◆ **TASK TO CARRY OUT**:
Write the records below out again exactly as given, with no images.

# Start of TASK INPUT

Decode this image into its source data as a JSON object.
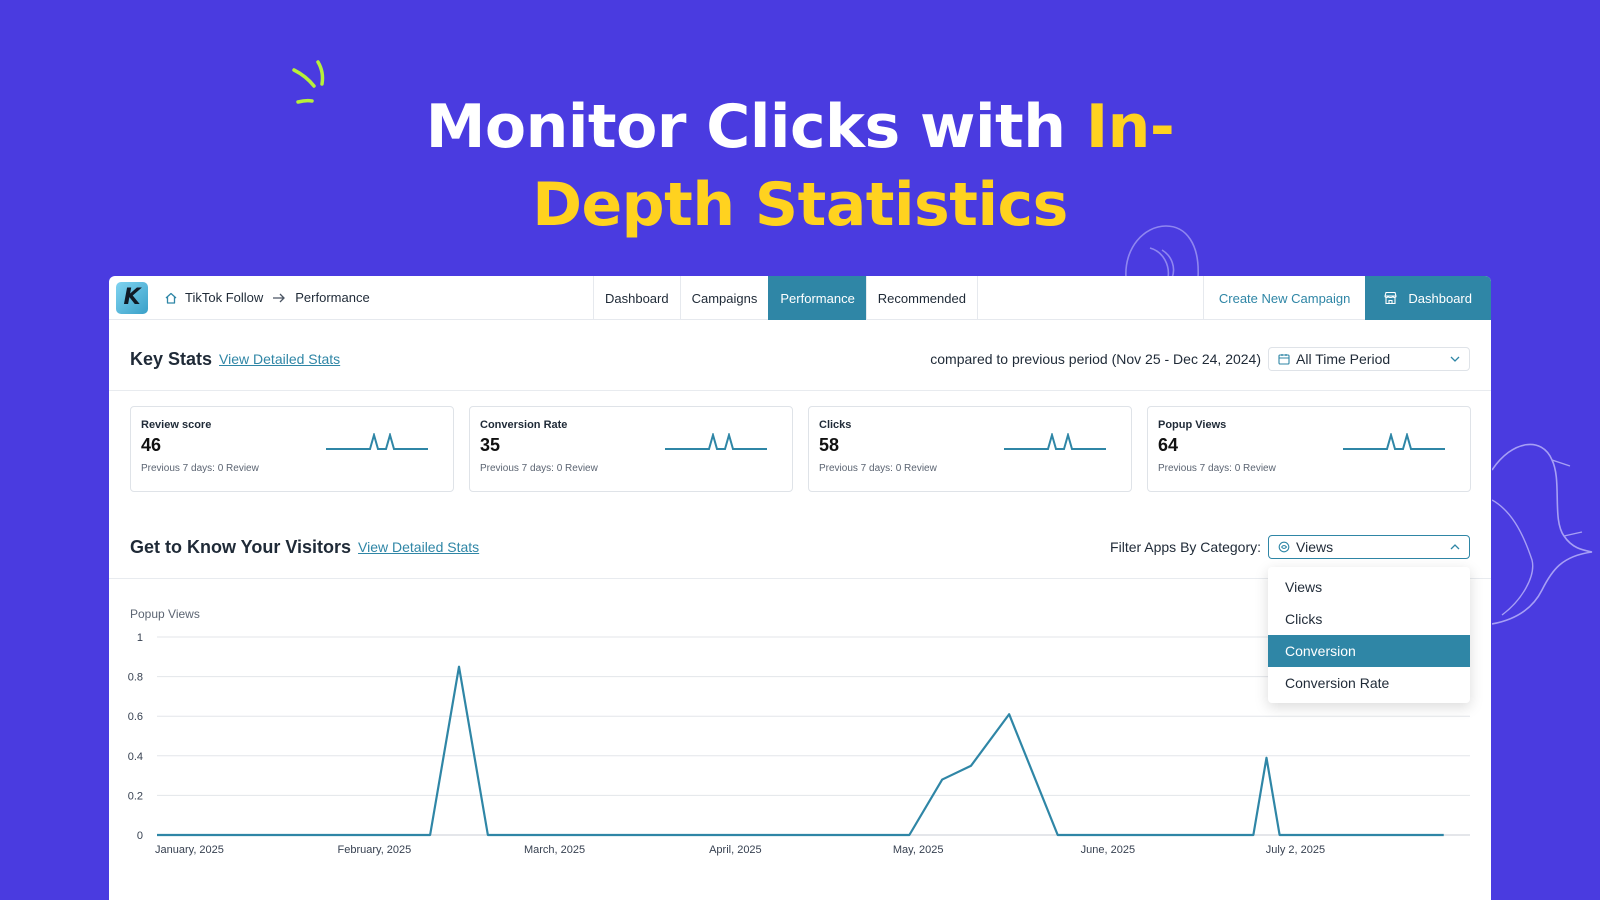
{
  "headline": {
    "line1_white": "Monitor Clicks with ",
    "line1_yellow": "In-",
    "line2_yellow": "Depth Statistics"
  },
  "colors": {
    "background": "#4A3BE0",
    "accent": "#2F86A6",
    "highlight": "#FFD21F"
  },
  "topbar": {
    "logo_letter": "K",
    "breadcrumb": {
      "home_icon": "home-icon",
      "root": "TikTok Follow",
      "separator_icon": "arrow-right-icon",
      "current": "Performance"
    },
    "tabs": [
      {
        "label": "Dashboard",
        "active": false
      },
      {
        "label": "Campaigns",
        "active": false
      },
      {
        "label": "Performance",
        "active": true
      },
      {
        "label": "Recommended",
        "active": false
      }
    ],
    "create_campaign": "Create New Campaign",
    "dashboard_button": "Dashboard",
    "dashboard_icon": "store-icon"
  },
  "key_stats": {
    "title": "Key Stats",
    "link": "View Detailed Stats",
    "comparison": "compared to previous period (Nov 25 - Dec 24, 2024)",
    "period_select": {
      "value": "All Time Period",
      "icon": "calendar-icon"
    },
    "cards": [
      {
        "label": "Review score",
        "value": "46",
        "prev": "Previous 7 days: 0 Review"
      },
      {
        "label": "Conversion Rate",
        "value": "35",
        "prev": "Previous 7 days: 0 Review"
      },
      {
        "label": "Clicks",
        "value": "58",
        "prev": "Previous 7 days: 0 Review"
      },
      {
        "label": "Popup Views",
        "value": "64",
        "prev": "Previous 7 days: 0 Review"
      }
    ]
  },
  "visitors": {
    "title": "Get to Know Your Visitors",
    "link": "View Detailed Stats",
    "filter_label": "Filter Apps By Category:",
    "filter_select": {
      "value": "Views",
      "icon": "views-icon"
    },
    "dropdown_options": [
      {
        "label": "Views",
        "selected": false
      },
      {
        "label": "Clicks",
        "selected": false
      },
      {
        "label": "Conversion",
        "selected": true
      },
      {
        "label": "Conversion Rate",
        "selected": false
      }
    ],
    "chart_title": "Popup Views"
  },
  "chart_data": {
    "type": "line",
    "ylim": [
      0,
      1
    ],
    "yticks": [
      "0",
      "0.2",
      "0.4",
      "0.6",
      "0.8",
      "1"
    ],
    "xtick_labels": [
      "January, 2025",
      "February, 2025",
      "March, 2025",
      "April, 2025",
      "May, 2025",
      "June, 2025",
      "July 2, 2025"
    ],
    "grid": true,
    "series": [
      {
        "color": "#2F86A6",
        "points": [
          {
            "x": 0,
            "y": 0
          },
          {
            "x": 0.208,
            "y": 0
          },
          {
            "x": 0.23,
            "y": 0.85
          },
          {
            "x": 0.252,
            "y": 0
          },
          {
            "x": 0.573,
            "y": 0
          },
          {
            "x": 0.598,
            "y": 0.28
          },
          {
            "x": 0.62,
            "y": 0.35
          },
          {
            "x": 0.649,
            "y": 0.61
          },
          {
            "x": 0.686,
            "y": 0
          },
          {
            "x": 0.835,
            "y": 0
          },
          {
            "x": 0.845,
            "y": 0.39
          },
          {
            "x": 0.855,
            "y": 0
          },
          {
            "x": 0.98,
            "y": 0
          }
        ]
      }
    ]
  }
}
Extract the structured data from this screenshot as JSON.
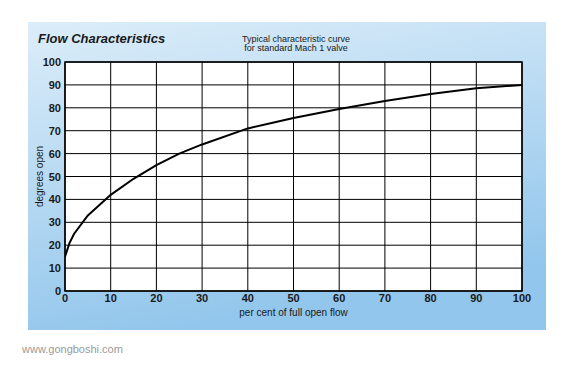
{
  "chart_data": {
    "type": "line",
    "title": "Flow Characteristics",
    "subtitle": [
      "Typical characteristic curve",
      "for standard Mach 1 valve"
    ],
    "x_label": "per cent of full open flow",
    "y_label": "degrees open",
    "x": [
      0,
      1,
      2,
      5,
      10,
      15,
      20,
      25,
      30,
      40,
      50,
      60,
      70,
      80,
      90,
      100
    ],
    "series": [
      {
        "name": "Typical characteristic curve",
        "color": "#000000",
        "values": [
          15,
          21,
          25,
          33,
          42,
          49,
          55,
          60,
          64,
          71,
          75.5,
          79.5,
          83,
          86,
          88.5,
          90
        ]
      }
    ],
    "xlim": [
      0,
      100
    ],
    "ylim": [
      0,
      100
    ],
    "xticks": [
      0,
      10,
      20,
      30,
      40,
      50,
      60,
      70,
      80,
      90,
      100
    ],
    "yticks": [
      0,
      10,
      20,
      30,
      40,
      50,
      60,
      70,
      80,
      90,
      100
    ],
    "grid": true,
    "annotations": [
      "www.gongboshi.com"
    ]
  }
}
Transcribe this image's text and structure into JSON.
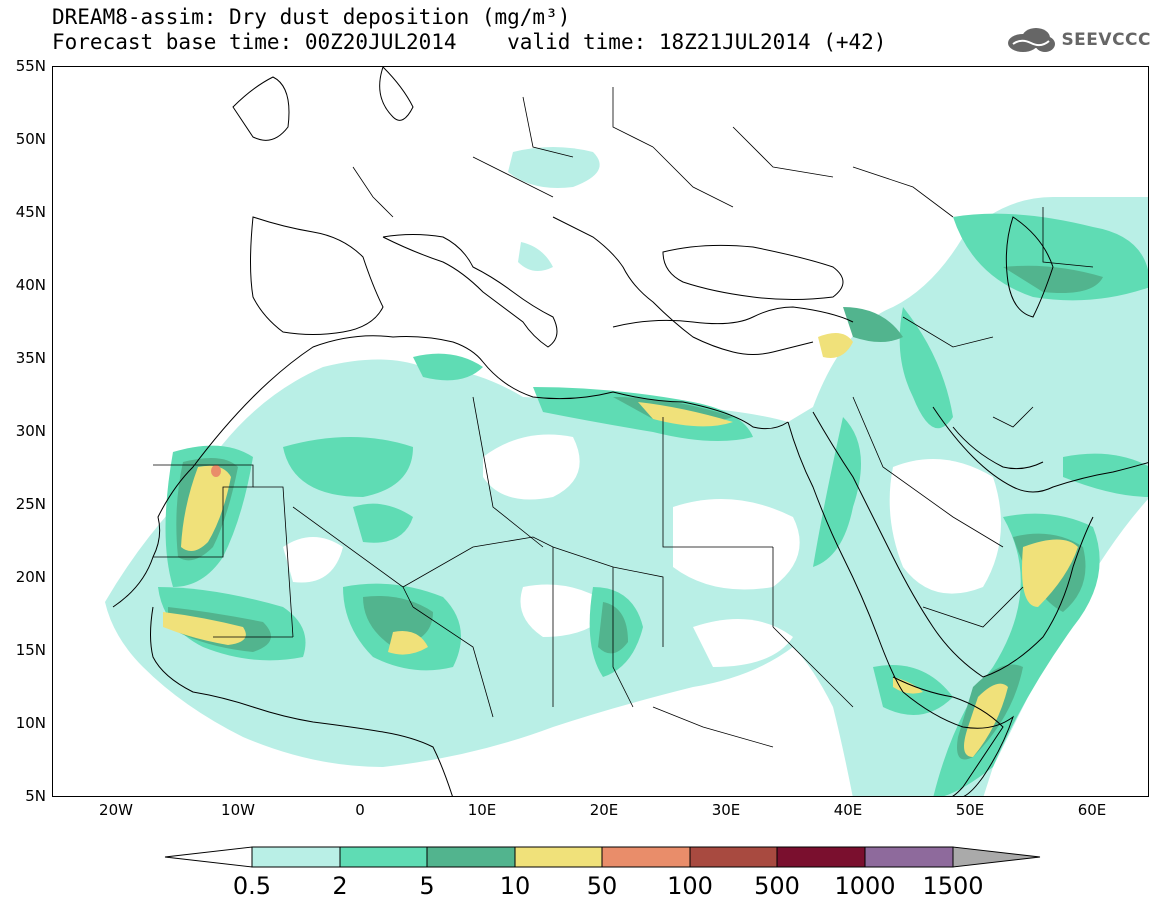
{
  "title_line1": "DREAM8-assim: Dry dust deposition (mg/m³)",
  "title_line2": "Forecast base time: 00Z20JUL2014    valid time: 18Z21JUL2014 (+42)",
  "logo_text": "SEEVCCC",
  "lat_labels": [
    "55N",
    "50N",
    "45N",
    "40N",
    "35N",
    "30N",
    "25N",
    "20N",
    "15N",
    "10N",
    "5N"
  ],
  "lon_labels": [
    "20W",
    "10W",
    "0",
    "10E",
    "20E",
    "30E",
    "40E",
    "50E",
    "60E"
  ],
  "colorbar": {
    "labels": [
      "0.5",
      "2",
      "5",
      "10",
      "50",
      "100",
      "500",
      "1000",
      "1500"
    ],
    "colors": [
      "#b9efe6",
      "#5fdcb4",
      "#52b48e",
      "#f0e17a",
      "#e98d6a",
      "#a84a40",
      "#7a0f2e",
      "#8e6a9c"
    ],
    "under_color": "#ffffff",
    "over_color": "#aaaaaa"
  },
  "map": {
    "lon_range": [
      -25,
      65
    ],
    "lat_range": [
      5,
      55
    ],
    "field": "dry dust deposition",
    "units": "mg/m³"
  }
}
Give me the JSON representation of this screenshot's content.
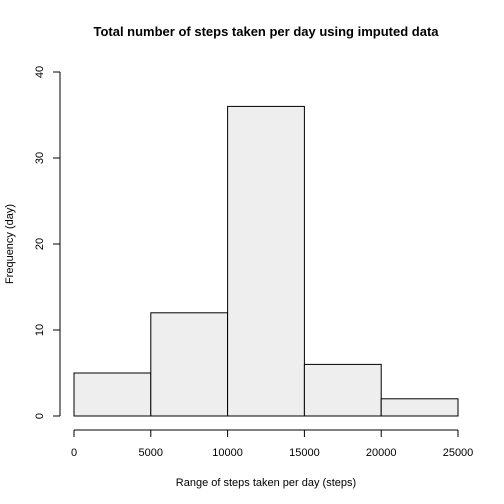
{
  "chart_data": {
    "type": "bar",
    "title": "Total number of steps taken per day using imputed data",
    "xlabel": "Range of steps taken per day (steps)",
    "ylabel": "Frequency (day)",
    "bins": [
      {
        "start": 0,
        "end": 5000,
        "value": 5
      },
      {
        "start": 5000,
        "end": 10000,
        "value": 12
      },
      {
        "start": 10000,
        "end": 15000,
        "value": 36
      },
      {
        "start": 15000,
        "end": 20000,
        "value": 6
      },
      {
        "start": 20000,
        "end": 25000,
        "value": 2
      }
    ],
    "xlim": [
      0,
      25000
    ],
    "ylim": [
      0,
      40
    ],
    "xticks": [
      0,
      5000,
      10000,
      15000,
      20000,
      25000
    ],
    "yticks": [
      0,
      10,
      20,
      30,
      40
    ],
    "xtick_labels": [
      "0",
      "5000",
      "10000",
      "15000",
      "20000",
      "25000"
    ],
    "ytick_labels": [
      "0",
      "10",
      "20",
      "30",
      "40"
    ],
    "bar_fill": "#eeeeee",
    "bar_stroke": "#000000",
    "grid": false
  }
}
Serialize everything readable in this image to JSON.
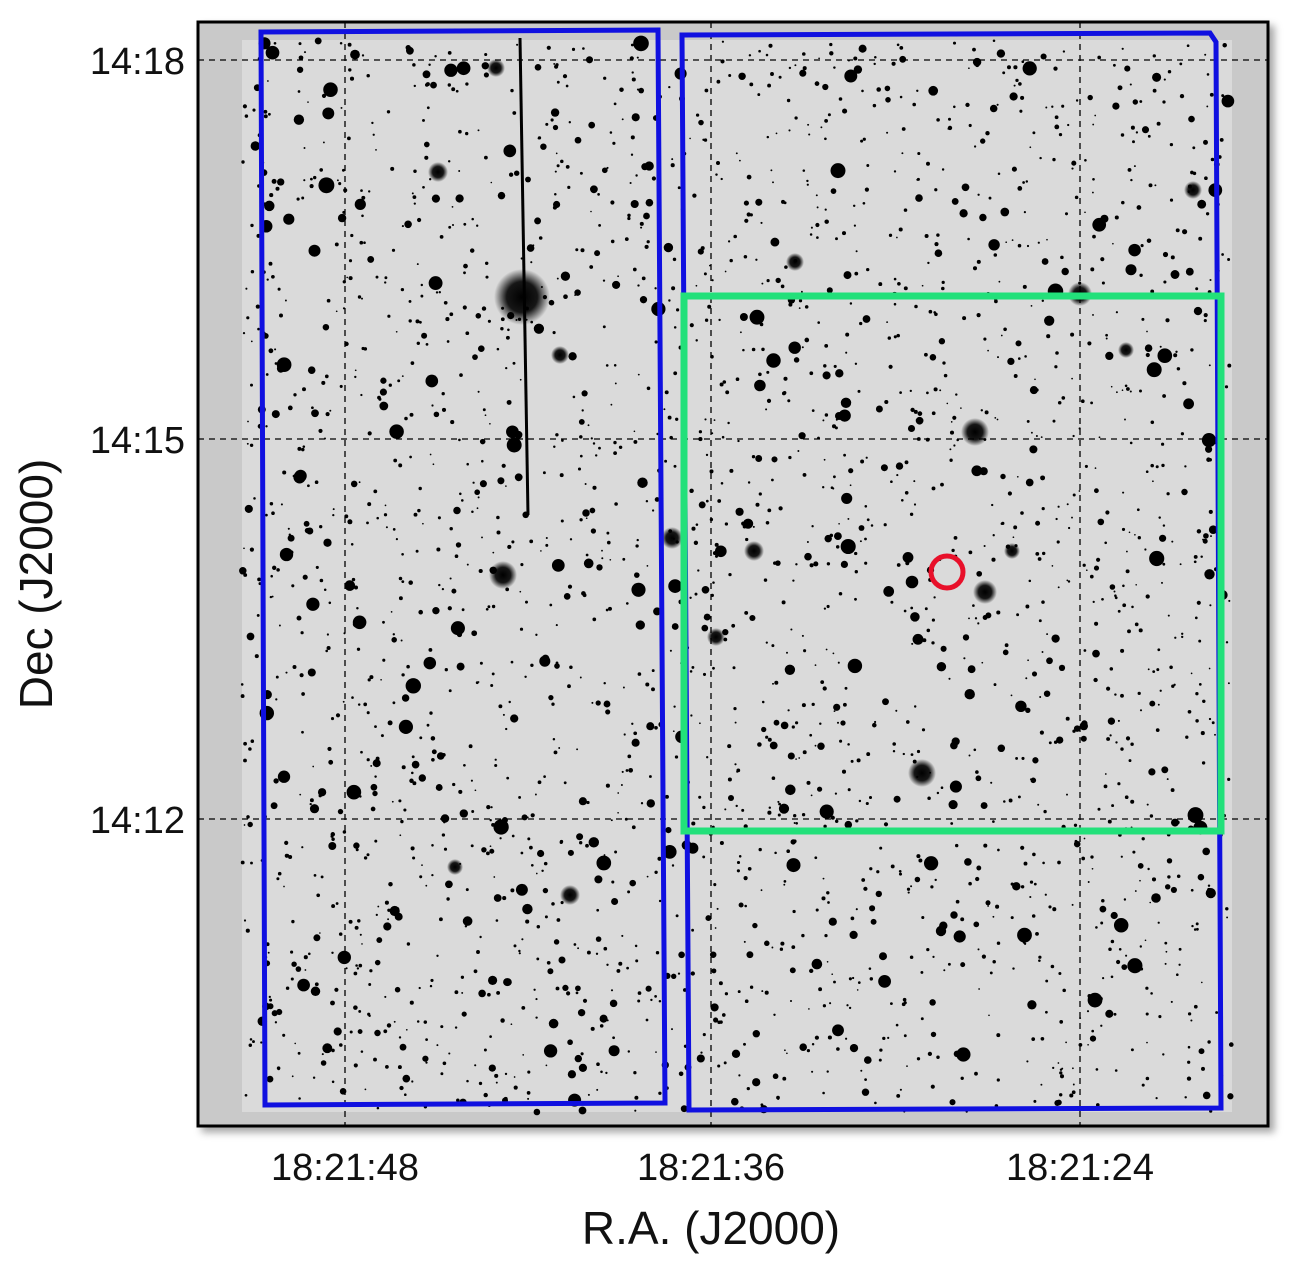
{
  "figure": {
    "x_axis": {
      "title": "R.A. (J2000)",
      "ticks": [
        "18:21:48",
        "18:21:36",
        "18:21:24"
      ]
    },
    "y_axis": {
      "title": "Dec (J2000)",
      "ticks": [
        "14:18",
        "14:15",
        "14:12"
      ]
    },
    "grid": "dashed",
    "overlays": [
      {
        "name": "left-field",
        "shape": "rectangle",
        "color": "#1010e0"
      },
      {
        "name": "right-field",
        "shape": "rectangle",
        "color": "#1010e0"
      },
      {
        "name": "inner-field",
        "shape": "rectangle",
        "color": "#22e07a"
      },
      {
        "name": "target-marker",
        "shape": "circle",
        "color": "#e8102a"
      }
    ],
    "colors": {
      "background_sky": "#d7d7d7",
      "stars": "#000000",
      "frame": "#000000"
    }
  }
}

# End of TASK INPUT

◆ **THE RESULT**:
Decode this image into its source data as a JSON object.
{
  "headline": {
    "line1_white": "Monitor Clicks with ",
    "line1_yellow": "In-",
    "line2_yellow": "Depth Statistics"
  },
  "colors": {
    "background": "#4A3BE0",
    "accent": "#2F86A6",
    "highlight": "#FFD21F"
  },
  "topbar": {
    "logo_letter": "K",
    "breadcrumb": {
      "home_icon": "home-icon",
      "root": "TikTok Follow",
      "separator_icon": "arrow-right-icon",
      "current": "Performance"
    },
    "tabs": [
      {
        "label": "Dashboard",
        "active": false
      },
      {
        "label": "Campaigns",
        "active": false
      },
      {
        "label": "Performance",
        "active": true
      },
      {
        "label": "Recommended",
        "active": false
      }
    ],
    "create_campaign": "Create New Campaign",
    "dashboard_button": "Dashboard",
    "dashboard_icon": "store-icon"
  },
  "key_stats": {
    "title": "Key Stats",
    "link": "View Detailed Stats",
    "comparison": "compared to previous period (Nov 25 - Dec 24, 2024)",
    "period_select": {
      "value": "All Time Period",
      "icon": "calendar-icon"
    },
    "cards": [
      {
        "label": "Review score",
        "value": "46",
        "prev": "Previous 7 days: 0 Review"
      },
      {
        "label": "Conversion Rate",
        "value": "35",
        "prev": "Previous 7 days: 0 Review"
      },
      {
        "label": "Clicks",
        "value": "58",
        "prev": "Previous 7 days: 0 Review"
      },
      {
        "label": "Popup Views",
        "value": "64",
        "prev": "Previous 7 days: 0 Review"
      }
    ]
  },
  "visitors": {
    "title": "Get to Know Your Visitors",
    "link": "View Detailed Stats",
    "filter_label": "Filter Apps By Category:",
    "filter_select": {
      "value": "Views",
      "icon": "views-icon"
    },
    "dropdown_options": [
      {
        "label": "Views",
        "selected": false
      },
      {
        "label": "Clicks",
        "selected": false
      },
      {
        "label": "Conversion",
        "selected": true
      },
      {
        "label": "Conversion Rate",
        "selected": false
      }
    ],
    "chart_title": "Popup Views"
  },
  "chart_data": {
    "type": "line",
    "ylim": [
      0,
      1
    ],
    "yticks": [
      "0",
      "0.2",
      "0.4",
      "0.6",
      "0.8",
      "1"
    ],
    "xtick_labels": [
      "January, 2025",
      "February, 2025",
      "March, 2025",
      "April, 2025",
      "May, 2025",
      "June, 2025",
      "July 2, 2025"
    ],
    "grid": true,
    "series": [
      {
        "color": "#2F86A6",
        "points": [
          {
            "x": 0,
            "y": 0
          },
          {
            "x": 0.208,
            "y": 0
          },
          {
            "x": 0.23,
            "y": 0.85
          },
          {
            "x": 0.252,
            "y": 0
          },
          {
            "x": 0.573,
            "y": 0
          },
          {
            "x": 0.598,
            "y": 0.28
          },
          {
            "x": 0.62,
            "y": 0.35
          },
          {
            "x": 0.649,
            "y": 0.61
          },
          {
            "x": 0.686,
            "y": 0
          },
          {
            "x": 0.835,
            "y": 0
          },
          {
            "x": 0.845,
            "y": 0.39
          },
          {
            "x": 0.855,
            "y": 0
          },
          {
            "x": 0.98,
            "y": 0
          }
        ]
      }
    ]
  }
}
Extract the structured data from this screenshot as JSON.
{
  "chart_data": {
    "type": "line",
    "title": "Flow Characteristics",
    "subtitle": [
      "Typical characteristic curve",
      "for standard Mach 1 valve"
    ],
    "x_label": "per cent of full open flow",
    "y_label": "degrees open",
    "x": [
      0,
      1,
      2,
      5,
      10,
      15,
      20,
      25,
      30,
      40,
      50,
      60,
      70,
      80,
      90,
      100
    ],
    "series": [
      {
        "name": "Typical characteristic curve",
        "color": "#000000",
        "values": [
          15,
          21,
          25,
          33,
          42,
          49,
          55,
          60,
          64,
          71,
          75.5,
          79.5,
          83,
          86,
          88.5,
          90
        ]
      }
    ],
    "xlim": [
      0,
      100
    ],
    "ylim": [
      0,
      100
    ],
    "xticks": [
      0,
      10,
      20,
      30,
      40,
      50,
      60,
      70,
      80,
      90,
      100
    ],
    "yticks": [
      0,
      10,
      20,
      30,
      40,
      50,
      60,
      70,
      80,
      90,
      100
    ],
    "grid": true,
    "annotations": [
      "www.gongboshi.com"
    ]
  }
}
Transcribe this image's text and structure into JSON.
{
  "title_line1": "DREAM8-assim: Dry dust deposition (mg/m³)",
  "title_line2": "Forecast base time: 00Z20JUL2014    valid time: 18Z21JUL2014 (+42)",
  "logo_text": "SEEVCCC",
  "lat_labels": [
    "55N",
    "50N",
    "45N",
    "40N",
    "35N",
    "30N",
    "25N",
    "20N",
    "15N",
    "10N",
    "5N"
  ],
  "lon_labels": [
    "20W",
    "10W",
    "0",
    "10E",
    "20E",
    "30E",
    "40E",
    "50E",
    "60E"
  ],
  "colorbar": {
    "labels": [
      "0.5",
      "2",
      "5",
      "10",
      "50",
      "100",
      "500",
      "1000",
      "1500"
    ],
    "colors": [
      "#b9efe6",
      "#5fdcb4",
      "#52b48e",
      "#f0e17a",
      "#e98d6a",
      "#a84a40",
      "#7a0f2e",
      "#8e6a9c"
    ],
    "under_color": "#ffffff",
    "over_color": "#aaaaaa"
  },
  "map": {
    "lon_range": [
      -25,
      65
    ],
    "lat_range": [
      5,
      55
    ],
    "field": "dry dust deposition",
    "units": "mg/m³"
  }
}
Give me the JSON representation of this screenshot's content.
{
  "chart_data": {
    "type": "bar",
    "title": "Total number of steps taken per day using imputed data",
    "xlabel": "Range of steps taken per day (steps)",
    "ylabel": "Frequency (day)",
    "bins": [
      {
        "start": 0,
        "end": 5000,
        "value": 5
      },
      {
        "start": 5000,
        "end": 10000,
        "value": 12
      },
      {
        "start": 10000,
        "end": 15000,
        "value": 36
      },
      {
        "start": 15000,
        "end": 20000,
        "value": 6
      },
      {
        "start": 20000,
        "end": 25000,
        "value": 2
      }
    ],
    "xlim": [
      0,
      25000
    ],
    "ylim": [
      0,
      40
    ],
    "xticks": [
      0,
      5000,
      10000,
      15000,
      20000,
      25000
    ],
    "yticks": [
      0,
      10,
      20,
      30,
      40
    ],
    "xtick_labels": [
      "0",
      "5000",
      "10000",
      "15000",
      "20000",
      "25000"
    ],
    "ytick_labels": [
      "0",
      "10",
      "20",
      "30",
      "40"
    ],
    "bar_fill": "#eeeeee",
    "bar_stroke": "#000000",
    "grid": false
  }
}
Serialize everything readable in this image to JSON.
{
  "figure": {
    "x_axis": {
      "title": "R.A. (J2000)",
      "ticks": [
        "18:21:48",
        "18:21:36",
        "18:21:24"
      ]
    },
    "y_axis": {
      "title": "Dec (J2000)",
      "ticks": [
        "14:18",
        "14:15",
        "14:12"
      ]
    },
    "grid": "dashed",
    "overlays": [
      {
        "name": "left-field",
        "shape": "rectangle",
        "color": "#1010e0"
      },
      {
        "name": "right-field",
        "shape": "rectangle",
        "color": "#1010e0"
      },
      {
        "name": "inner-field",
        "shape": "rectangle",
        "color": "#22e07a"
      },
      {
        "name": "target-marker",
        "shape": "circle",
        "color": "#e8102a"
      }
    ],
    "colors": {
      "background_sky": "#d7d7d7",
      "stars": "#000000",
      "frame": "#000000"
    }
  }
}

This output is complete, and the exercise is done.